Reply with one number: the count of lines in the records below that hold "Employees".

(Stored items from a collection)
↓
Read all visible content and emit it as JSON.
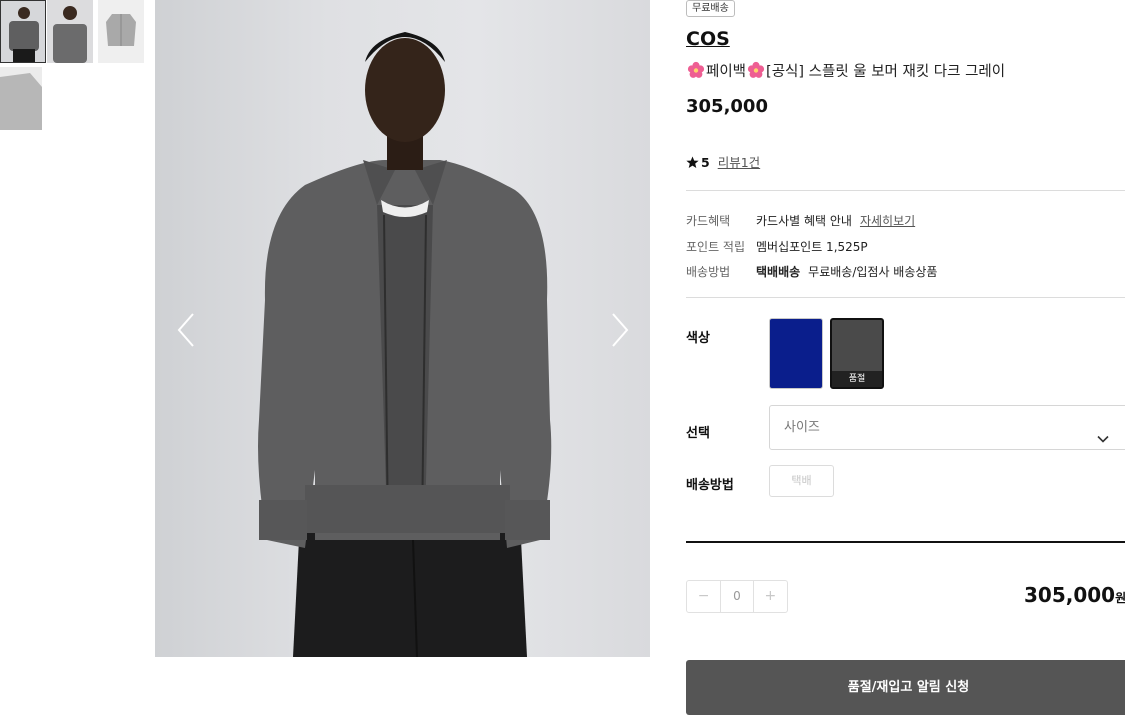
{
  "product": {
    "shipping_badge": "무료배송",
    "brand": "COS",
    "title_prefix": "페이백",
    "title_main": "[공식] 스플릿 울 보머 재킷 다크 그레이",
    "price": "305,000",
    "rating_score": "5",
    "review_link": "리뷰1건"
  },
  "benefits": {
    "card_label": "카드혜택",
    "card_value": "카드사별 혜택 안내",
    "card_link": "자세히보기",
    "point_label": "포인트 적립",
    "point_value": "멤버십포인트 1,525P",
    "delivery_label": "배송방법",
    "delivery_type": "택배배송",
    "delivery_value": "무료배송/입점사 배송상품"
  },
  "options": {
    "color_label": "색상",
    "soldout_tag": "품절",
    "select_label": "선택",
    "size_placeholder": "사이즈",
    "shipping_label": "배송방법",
    "shipping_button": "택배"
  },
  "purchase": {
    "qty_minus": "−",
    "qty_value": "0",
    "qty_plus": "+",
    "total": "305,000",
    "currency": "원",
    "notify_button": "품절/재입고 알림 신청"
  },
  "colors": {
    "swatch_blue": "#0a1e8c",
    "swatch_grey": "#4a4a4a",
    "notify_bg": "#555555"
  }
}
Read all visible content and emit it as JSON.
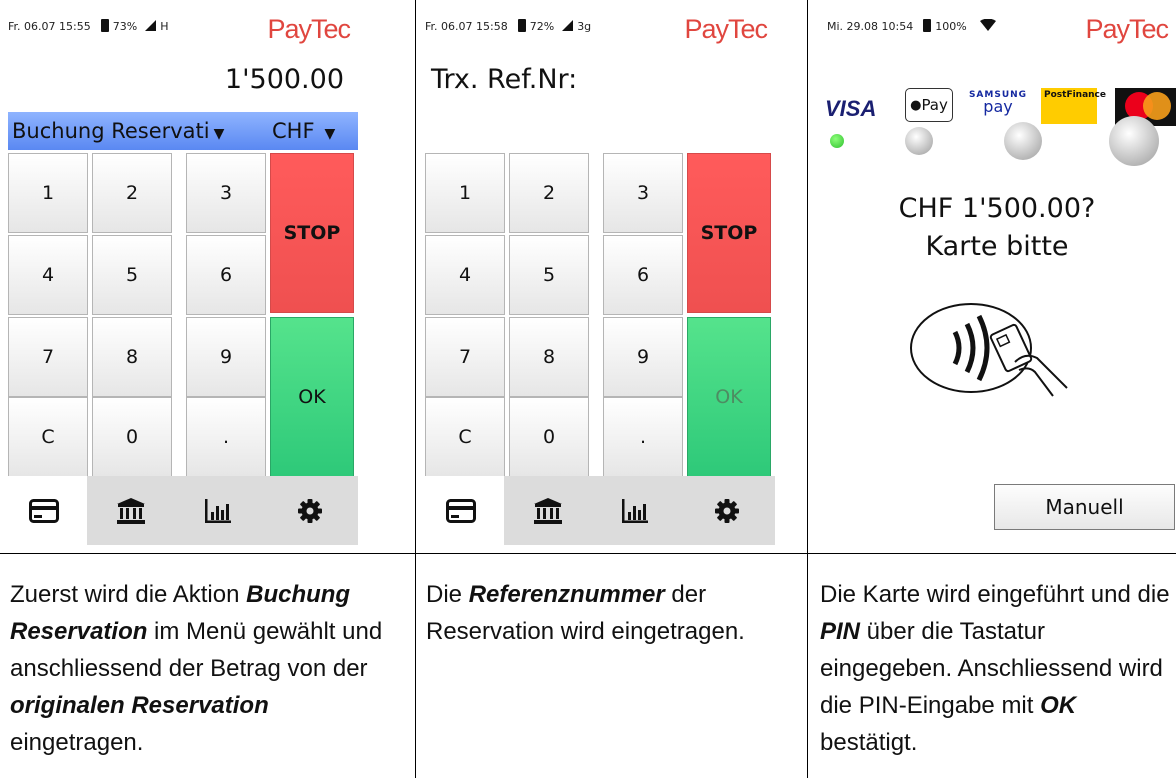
{
  "screen1": {
    "status": {
      "date": "Fr. 06.07 15:55",
      "battery": "73%",
      "network": "H"
    },
    "logo": "PayTec",
    "amount": "1'500.00",
    "dropdown_label": "Buchung Reservati",
    "currency": "CHF",
    "keys": [
      "1",
      "2",
      "3",
      "4",
      "5",
      "6",
      "7",
      "8",
      "9",
      "C",
      "0",
      "."
    ],
    "stop_label": "STOP",
    "ok_label": "OK"
  },
  "screen2": {
    "status": {
      "date": "Fr. 06.07 15:58",
      "battery": "72%",
      "network": "3g"
    },
    "logo": "PayTec",
    "trx_label": "Trx. Ref.Nr:",
    "keys": [
      "1",
      "2",
      "3",
      "4",
      "5",
      "6",
      "7",
      "8",
      "9",
      "C",
      "0",
      "."
    ],
    "stop_label": "STOP",
    "ok_label": "OK"
  },
  "screen3": {
    "status": {
      "date": "Mi. 29.08 10:54",
      "battery": "100%"
    },
    "logo": "PayTec",
    "payment_methods": {
      "visa": "VISA",
      "applepay": "Pay",
      "samsung_top": "SAMSUNG",
      "samsung_bottom": "pay",
      "postfinance": "PostFinance"
    },
    "prompt_amount": "CHF 1'500.00?",
    "prompt_text": "Karte bitte",
    "manual_label": "Manuell"
  },
  "tabs": [
    "card-icon",
    "bank-icon",
    "chart-icon",
    "gear-icon"
  ],
  "captions": {
    "c1": {
      "t1": "Zuerst wird die Aktion ",
      "b1": "Buchung Reservation",
      "t2": " im Menü gewählt und anschliessend der Betrag von der ",
      "b2": "originalen Reservation",
      "t3": " eingetragen."
    },
    "c2": {
      "t1": "Die ",
      "b1": "Referenznummer",
      "t2": " der Reservation wird eingetragen."
    },
    "c3": {
      "t1": "Die Karte wird eingeführt und die ",
      "b1": "PIN",
      "t2": " über die Tastatur eingegeben. Anschliessend wird die PIN-Eingabe mit ",
      "b2": "OK",
      "t3": " bestätigt."
    }
  },
  "colors": {
    "stop": "#ef5050",
    "ok": "#2ec979",
    "dropdown": "#6f97f6",
    "logo": "#e0463f"
  }
}
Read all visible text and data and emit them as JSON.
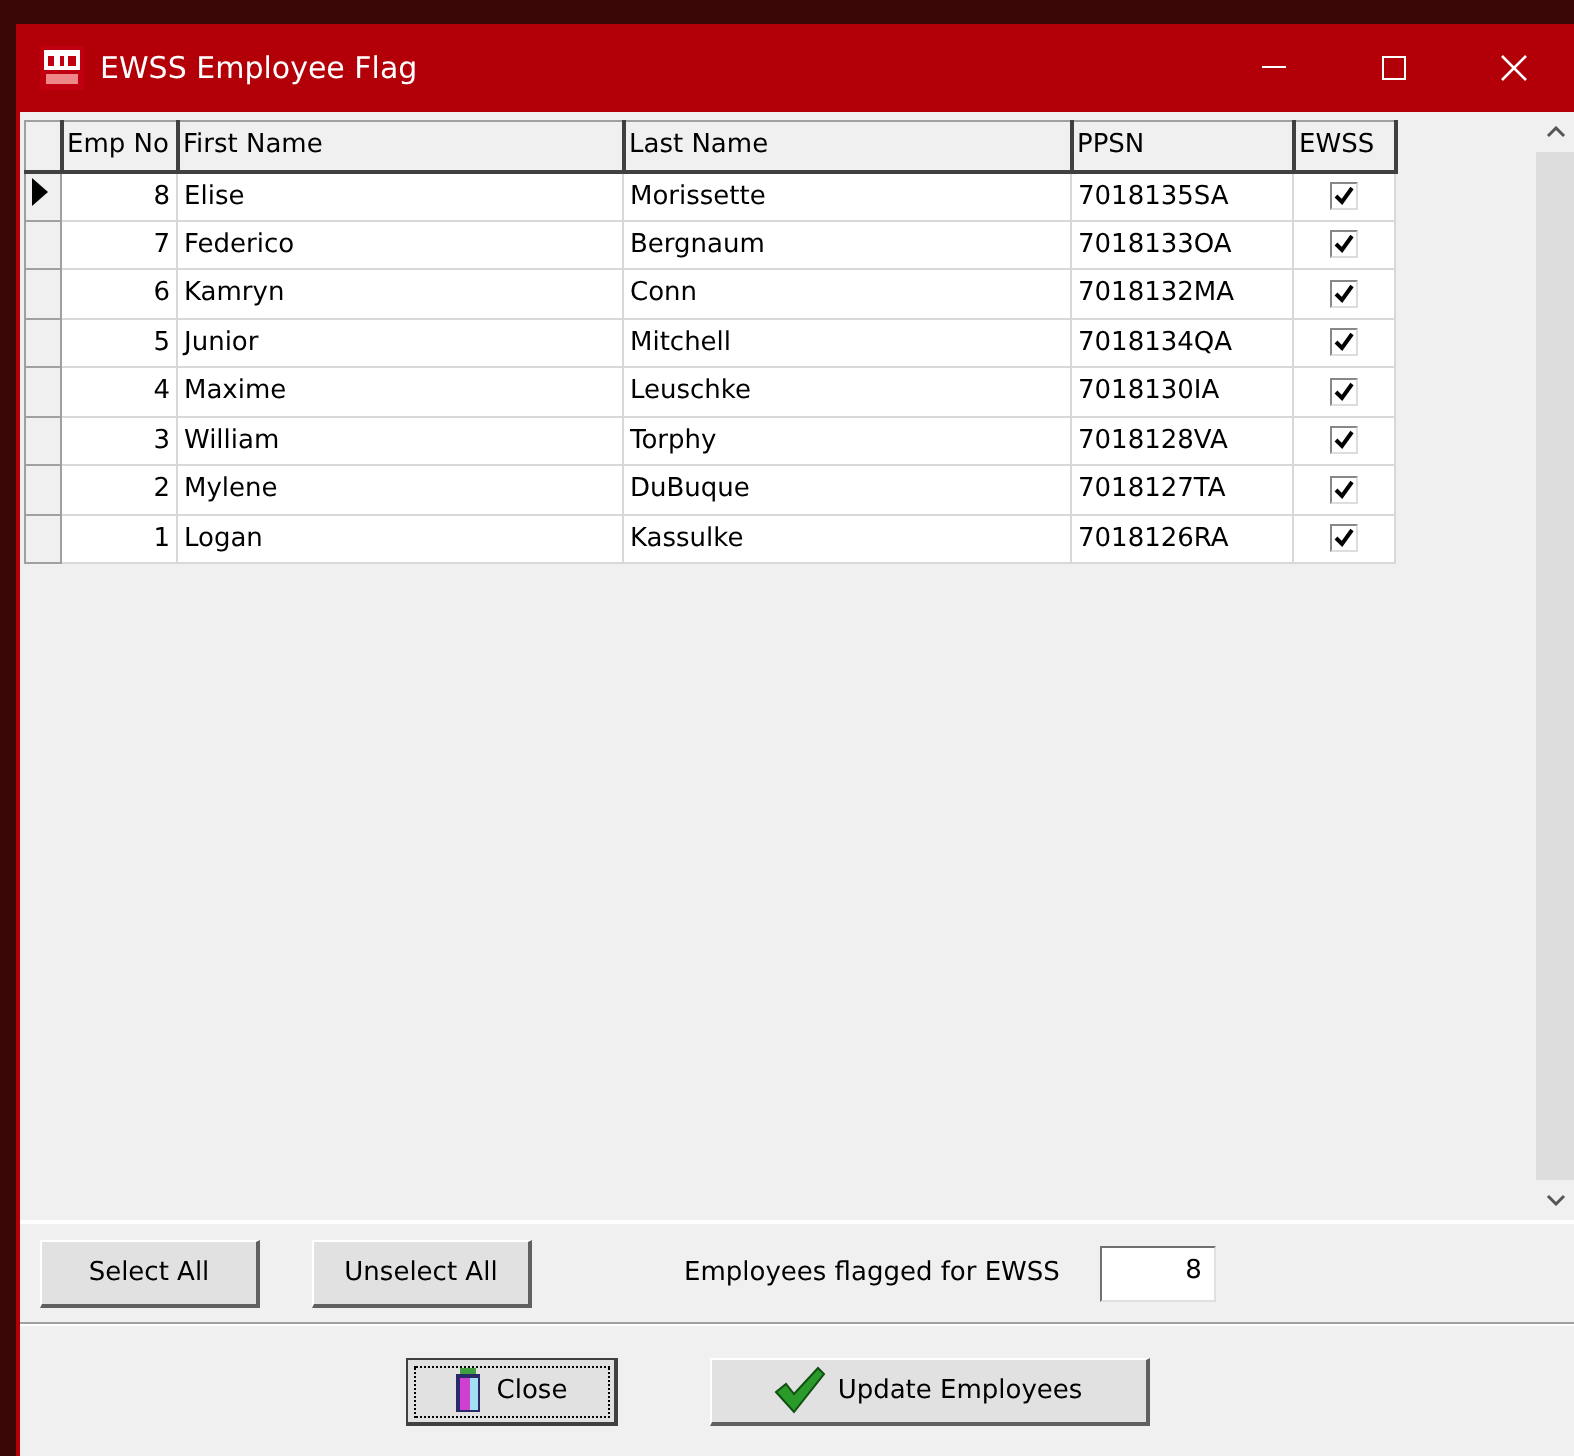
{
  "window": {
    "title": "EWSS Employee Flag"
  },
  "table": {
    "columns": [
      "Emp No",
      "First Name",
      "Last Name",
      "PPSN",
      "EWSS"
    ],
    "rows": [
      {
        "emp_no": "8",
        "first_name": "Elise",
        "last_name": "Morissette",
        "ppsn": "7018135SA",
        "ewss": true,
        "current": true
      },
      {
        "emp_no": "7",
        "first_name": "Federico",
        "last_name": "Bergnaum",
        "ppsn": "7018133OA",
        "ewss": true,
        "current": false
      },
      {
        "emp_no": "6",
        "first_name": "Kamryn",
        "last_name": "Conn",
        "ppsn": "7018132MA",
        "ewss": true,
        "current": false
      },
      {
        "emp_no": "5",
        "first_name": "Junior",
        "last_name": "Mitchell",
        "ppsn": "7018134QA",
        "ewss": true,
        "current": false
      },
      {
        "emp_no": "4",
        "first_name": "Maxime",
        "last_name": "Leuschke",
        "ppsn": "7018130IA",
        "ewss": true,
        "current": false
      },
      {
        "emp_no": "3",
        "first_name": "William",
        "last_name": "Torphy",
        "ppsn": "7018128VA",
        "ewss": true,
        "current": false
      },
      {
        "emp_no": "2",
        "first_name": "Mylene",
        "last_name": "DuBuque",
        "ppsn": "7018127TA",
        "ewss": true,
        "current": false
      },
      {
        "emp_no": "1",
        "first_name": "Logan",
        "last_name": "Kassulke",
        "ppsn": "7018126RA",
        "ewss": true,
        "current": false
      }
    ]
  },
  "select_all": "Select All",
  "unselect_all": "Unselect All",
  "flagged": {
    "label": "Employees flagged for EWSS",
    "value": "8"
  },
  "close": "Close",
  "update": "Update Employees"
}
↑
● **Exercise output**
2